Aim
Pictures do not belong in the copy. Return all of the entries exactly.

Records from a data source
◇ ◇ ◇

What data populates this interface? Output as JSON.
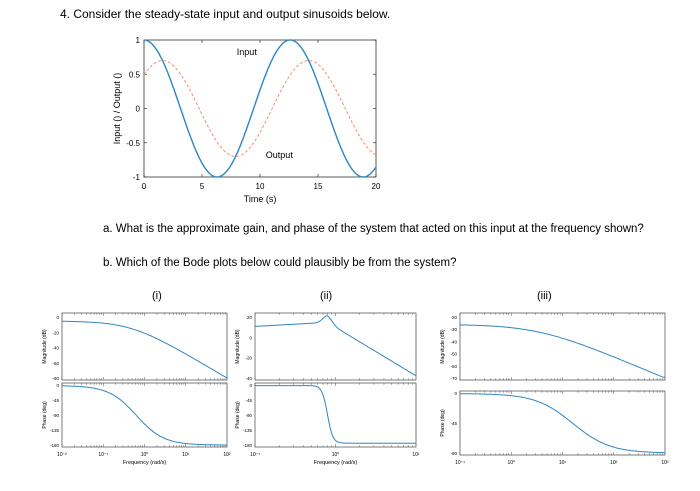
{
  "question": {
    "title": "4.  Consider the steady-state input and output sinusoids below.",
    "part_a": "a.   What is the approximate gain, and phase of the system that acted on this input at the frequency shown?",
    "part_b": "b.   Which of the Bode plots below could plausibly be from the system?"
  },
  "chart_data": [
    {
      "type": "line",
      "xlabel": "Time (s)",
      "ylabel": "Input () / Output ()",
      "xlim": [
        0,
        20
      ],
      "ylim": [
        -1,
        1
      ],
      "x_ticks": [
        "0",
        "5",
        "10",
        "15",
        "20"
      ],
      "y_ticks": [
        "-1",
        "-0.5",
        "0",
        "0.5",
        "1"
      ],
      "annotations": [
        "Input",
        "Output"
      ],
      "series": [
        {
          "name": "Input",
          "color": "#2e86c1",
          "style": "solid",
          "amplitude": 1.0,
          "period": 12.6,
          "peak_time": 0
        },
        {
          "name": "Output",
          "color": "#e8947a",
          "style": "dashed",
          "amplitude": 0.7,
          "period": 12.6,
          "peak_time": 1.6
        }
      ]
    },
    {
      "type": "line",
      "label": "(i)",
      "xlabel": "Frequency  (rad/s)",
      "mag_ylabel": "Magnitude (dB)",
      "phase_ylabel": "Phase (deg)",
      "x_ticks": [
        "10⁻²",
        "10⁻¹",
        "10⁰",
        "10¹",
        "10²"
      ],
      "mag_ticks": [
        "0",
        "-20",
        "-40",
        "-60",
        "-80"
      ],
      "phase_ticks": [
        "0",
        "-45",
        "-90",
        "-135",
        "-180"
      ],
      "color": "#2e86c1"
    },
    {
      "type": "line",
      "label": "(ii)",
      "xlabel": "Frequency  (rad/s)",
      "mag_ylabel": "Magnitude (dB)",
      "phase_ylabel": "Phase (deg)",
      "x_ticks": [
        "10⁻¹",
        "10⁰",
        "10¹"
      ],
      "mag_ticks": [
        "20",
        "0",
        "-20",
        "-40"
      ],
      "phase_ticks": [
        "0",
        "-45",
        "-90",
        "-135",
        "-180"
      ],
      "color": "#2e86c1"
    },
    {
      "type": "line",
      "label": "(iii)",
      "xlabel": "",
      "mag_ylabel": "Magnitude (dB)",
      "phase_ylabel": "Phase (deg)",
      "x_ticks": [
        "10⁻¹",
        "10⁰",
        "10¹",
        "10²",
        "10³"
      ],
      "mag_ticks": [
        "-20",
        "-30",
        "-40",
        "-50",
        "-60",
        "-70"
      ],
      "phase_ticks": [
        "0",
        "-45",
        "-90"
      ],
      "color": "#2e86c1"
    }
  ]
}
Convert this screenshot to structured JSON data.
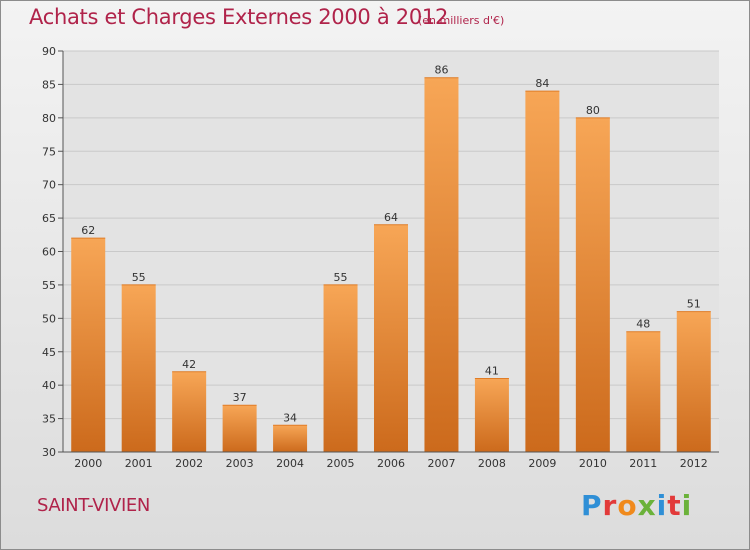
{
  "header": {
    "title": "Achats et Charges Externes 2000 à 2012",
    "subtitle": "(en milliers d'€)"
  },
  "footer": {
    "location": "SAINT-VIVIEN",
    "logo_text": "Proxiti"
  },
  "colors": {
    "title": "#b0234a",
    "bar_top": "#f7a656",
    "bar_bottom": "#cc6a1c",
    "plot_background": "#e3e3e3",
    "grid": "#c9c9c9"
  },
  "chart_data": {
    "type": "bar",
    "title": "Achats et Charges Externes 2000 à 2012",
    "subtitle": "(en milliers d'€)",
    "categories": [
      "2000",
      "2001",
      "2002",
      "2003",
      "2004",
      "2005",
      "2006",
      "2007",
      "2008",
      "2009",
      "2010",
      "2011",
      "2012"
    ],
    "values": [
      62,
      55,
      42,
      37,
      34,
      55,
      64,
      86,
      41,
      84,
      80,
      48,
      51
    ],
    "ylim": [
      30,
      90
    ],
    "yticks": [
      30,
      35,
      40,
      45,
      50,
      55,
      60,
      65,
      70,
      75,
      80,
      85,
      90
    ],
    "grid": true,
    "data_labels": true
  }
}
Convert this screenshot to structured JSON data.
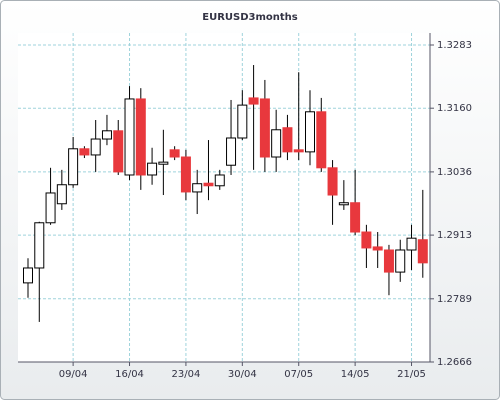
{
  "chart_data": {
    "type": "candlestick",
    "title": "EURUSD3months",
    "categories": [
      null,
      null,
      null,
      null,
      "09/04",
      null,
      null,
      null,
      null,
      "16/04",
      null,
      null,
      null,
      null,
      "23/04",
      null,
      null,
      null,
      null,
      "30/04",
      null,
      null,
      null,
      null,
      "07/05",
      null,
      null,
      null,
      null,
      "14/05",
      null,
      null,
      null,
      null,
      "21/05",
      null
    ],
    "open": [
      1.282,
      1.2849,
      1.2937,
      1.2974,
      1.3011,
      1.3081,
      1.3069,
      1.31,
      1.3116,
      1.303,
      1.3178,
      1.303,
      1.3051,
      1.3079,
      1.3065,
      1.2997,
      1.3014,
      1.3009,
      1.3049,
      1.3102,
      1.318,
      1.3178,
      1.3065,
      1.3122,
      1.3079,
      1.3075,
      1.3153,
      1.3044,
      1.2972,
      1.2976,
      1.2919,
      1.289,
      1.2884,
      1.2841,
      1.2884,
      1.2904
    ],
    "high": [
      1.2868,
      1.2939,
      1.3044,
      1.304,
      1.3104,
      1.3086,
      1.3137,
      1.3147,
      1.3137,
      1.3203,
      1.3199,
      1.3083,
      1.3118,
      1.3086,
      1.3079,
      1.304,
      1.3098,
      1.304,
      1.3176,
      1.3195,
      1.3244,
      1.3215,
      1.3157,
      1.3147,
      1.323,
      1.3195,
      1.318,
      1.3059,
      1.302,
      1.304,
      1.2933,
      1.2919,
      1.2894,
      1.2904,
      1.2933,
      1.3001
    ],
    "low": [
      1.2791,
      1.2744,
      1.2933,
      1.2962,
      1.3005,
      1.3063,
      1.3036,
      1.3088,
      1.303,
      1.302,
      1.3001,
      1.3011,
      1.2991,
      1.3059,
      1.2981,
      1.2954,
      1.2981,
      1.3001,
      1.303,
      1.3098,
      1.304,
      1.3036,
      1.3036,
      1.3059,
      1.3059,
      1.3049,
      1.3036,
      1.2933,
      1.2962,
      1.2913,
      1.2849,
      1.2849,
      1.2796,
      1.2822,
      1.2845,
      1.283
    ],
    "close": [
      1.2849,
      1.2937,
      1.2995,
      1.3011,
      1.3081,
      1.3069,
      1.31,
      1.3116,
      1.3036,
      1.3178,
      1.303,
      1.3053,
      1.3055,
      1.3065,
      1.2997,
      1.3013,
      1.3009,
      1.303,
      1.3102,
      1.3166,
      1.3168,
      1.3065,
      1.3118,
      1.3075,
      1.3075,
      1.3153,
      1.3044,
      1.2991,
      1.2976,
      1.2919,
      1.2888,
      1.2884,
      1.2841,
      1.2884,
      1.2907,
      1.2859
    ],
    "up_color": "#ffffff",
    "down_color": "#e8383d",
    "ylim": [
      1.2666,
      1.3283
    ],
    "yticks": [
      1.2666,
      1.2789,
      1.2913,
      1.3036,
      {
        "value": 1.316,
        "label": "1.3160"
      },
      1.3283
    ],
    "grid": true
  }
}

◇ ◇ ◇

Right answer
What data populates this interface? Output as JSON.
{
  "question": {
    "title": "4.  Consider the steady-state input and output sinusoids below.",
    "part_a": "a.   What is the approximate gain, and phase of the system that acted on this input at the frequency shown?",
    "part_b": "b.   Which of the Bode plots below could plausibly be from the system?"
  },
  "chart_data": [
    {
      "type": "line",
      "xlabel": "Time (s)",
      "ylabel": "Input () / Output ()",
      "xlim": [
        0,
        20
      ],
      "ylim": [
        -1,
        1
      ],
      "x_ticks": [
        "0",
        "5",
        "10",
        "15",
        "20"
      ],
      "y_ticks": [
        "-1",
        "-0.5",
        "0",
        "0.5",
        "1"
      ],
      "annotations": [
        "Input",
        "Output"
      ],
      "series": [
        {
          "name": "Input",
          "color": "#2e86c1",
          "style": "solid",
          "amplitude": 1.0,
          "period": 12.6,
          "peak_time": 0
        },
        {
          "name": "Output",
          "color": "#e8947a",
          "style": "dashed",
          "amplitude": 0.7,
          "period": 12.6,
          "peak_time": 1.6
        }
      ]
    },
    {
      "type": "line",
      "label": "(i)",
      "xlabel": "Frequency  (rad/s)",
      "mag_ylabel": "Magnitude (dB)",
      "phase_ylabel": "Phase (deg)",
      "x_ticks": [
        "10⁻²",
        "10⁻¹",
        "10⁰",
        "10¹",
        "10²"
      ],
      "mag_ticks": [
        "0",
        "-20",
        "-40",
        "-60",
        "-80"
      ],
      "phase_ticks": [
        "0",
        "-45",
        "-90",
        "-135",
        "-180"
      ],
      "color": "#2e86c1"
    },
    {
      "type": "line",
      "label": "(ii)",
      "xlabel": "Frequency  (rad/s)",
      "mag_ylabel": "Magnitude (dB)",
      "phase_ylabel": "Phase (deg)",
      "x_ticks": [
        "10⁻¹",
        "10⁰",
        "10¹"
      ],
      "mag_ticks": [
        "20",
        "0",
        "-20",
        "-40"
      ],
      "phase_ticks": [
        "0",
        "-45",
        "-90",
        "-135",
        "-180"
      ],
      "color": "#2e86c1"
    },
    {
      "type": "line",
      "label": "(iii)",
      "xlabel": "",
      "mag_ylabel": "Magnitude (dB)",
      "phase_ylabel": "Phase (deg)",
      "x_ticks": [
        "10⁻¹",
        "10⁰",
        "10¹",
        "10²",
        "10³"
      ],
      "mag_ticks": [
        "-20",
        "-30",
        "-40",
        "-50",
        "-60",
        "-70"
      ],
      "phase_ticks": [
        "0",
        "-45",
        "-90"
      ],
      "color": "#2e86c1"
    }
  ]
}
Convert this screenshot to structured JSON data.
{
  "header": {
    "title": "Achats et Charges Externes 2000 à 2012",
    "subtitle": "(en milliers d'€)"
  },
  "footer": {
    "location": "SAINT-VIVIEN",
    "logo_text": "Proxiti"
  },
  "colors": {
    "title": "#b0234a",
    "bar_top": "#f7a656",
    "bar_bottom": "#cc6a1c",
    "plot_background": "#e3e3e3",
    "grid": "#c9c9c9"
  },
  "chart_data": {
    "type": "bar",
    "title": "Achats et Charges Externes 2000 à 2012",
    "subtitle": "(en milliers d'€)",
    "categories": [
      "2000",
      "2001",
      "2002",
      "2003",
      "2004",
      "2005",
      "2006",
      "2007",
      "2008",
      "2009",
      "2010",
      "2011",
      "2012"
    ],
    "values": [
      62,
      55,
      42,
      37,
      34,
      55,
      64,
      86,
      41,
      84,
      80,
      48,
      51
    ],
    "ylim": [
      30,
      90
    ],
    "yticks": [
      30,
      35,
      40,
      45,
      50,
      55,
      60,
      65,
      70,
      75,
      80,
      85,
      90
    ],
    "grid": true,
    "data_labels": true
  }
}
Convert this screenshot to structured JSON data.
{
  "chart_data": {
    "type": "candlestick",
    "title": "EURUSD3months",
    "categories": [
      null,
      null,
      null,
      null,
      "09/04",
      null,
      null,
      null,
      null,
      "16/04",
      null,
      null,
      null,
      null,
      "23/04",
      null,
      null,
      null,
      null,
      "30/04",
      null,
      null,
      null,
      null,
      "07/05",
      null,
      null,
      null,
      null,
      "14/05",
      null,
      null,
      null,
      null,
      "21/05",
      null
    ],
    "open": [
      1.282,
      1.2849,
      1.2937,
      1.2974,
      1.3011,
      1.3081,
      1.3069,
      1.31,
      1.3116,
      1.303,
      1.3178,
      1.303,
      1.3051,
      1.3079,
      1.3065,
      1.2997,
      1.3014,
      1.3009,
      1.3049,
      1.3102,
      1.318,
      1.3178,
      1.3065,
      1.3122,
      1.3079,
      1.3075,
      1.3153,
      1.3044,
      1.2972,
      1.2976,
      1.2919,
      1.289,
      1.2884,
      1.2841,
      1.2884,
      1.2904
    ],
    "high": [
      1.2868,
      1.2939,
      1.3044,
      1.304,
      1.3104,
      1.3086,
      1.3137,
      1.3147,
      1.3137,
      1.3203,
      1.3199,
      1.3083,
      1.3118,
      1.3086,
      1.3079,
      1.304,
      1.3098,
      1.304,
      1.3176,
      1.3195,
      1.3244,
      1.3215,
      1.3157,
      1.3147,
      1.323,
      1.3195,
      1.318,
      1.3059,
      1.302,
      1.304,
      1.2933,
      1.2919,
      1.2894,
      1.2904,
      1.2933,
      1.3001
    ],
    "low": [
      1.2791,
      1.2744,
      1.2933,
      1.2962,
      1.3005,
      1.3063,
      1.3036,
      1.3088,
      1.303,
      1.302,
      1.3001,
      1.3011,
      1.2991,
      1.3059,
      1.2981,
      1.2954,
      1.2981,
      1.3001,
      1.303,
      1.3098,
      1.304,
      1.3036,
      1.3036,
      1.3059,
      1.3059,
      1.3049,
      1.3036,
      1.2933,
      1.2962,
      1.2913,
      1.2849,
      1.2849,
      1.2796,
      1.2822,
      1.2845,
      1.283
    ],
    "close": [
      1.2849,
      1.2937,
      1.2995,
      1.3011,
      1.3081,
      1.3069,
      1.31,
      1.3116,
      1.3036,
      1.3178,
      1.303,
      1.3053,
      1.3055,
      1.3065,
      1.2997,
      1.3013,
      1.3009,
      1.303,
      1.3102,
      1.3166,
      1.3168,
      1.3065,
      1.3118,
      1.3075,
      1.3075,
      1.3153,
      1.3044,
      1.2991,
      1.2976,
      1.2919,
      1.2888,
      1.2884,
      1.2841,
      1.2884,
      1.2907,
      1.2859
    ],
    "up_color": "#ffffff",
    "down_color": "#e8383d",
    "ylim": [
      1.2666,
      1.3283
    ],
    "yticks": [
      1.2666,
      1.2789,
      1.2913,
      1.3036,
      {
        "value": 1.316,
        "label": "1.3160"
      },
      1.3283
    ],
    "grid": true
  }
}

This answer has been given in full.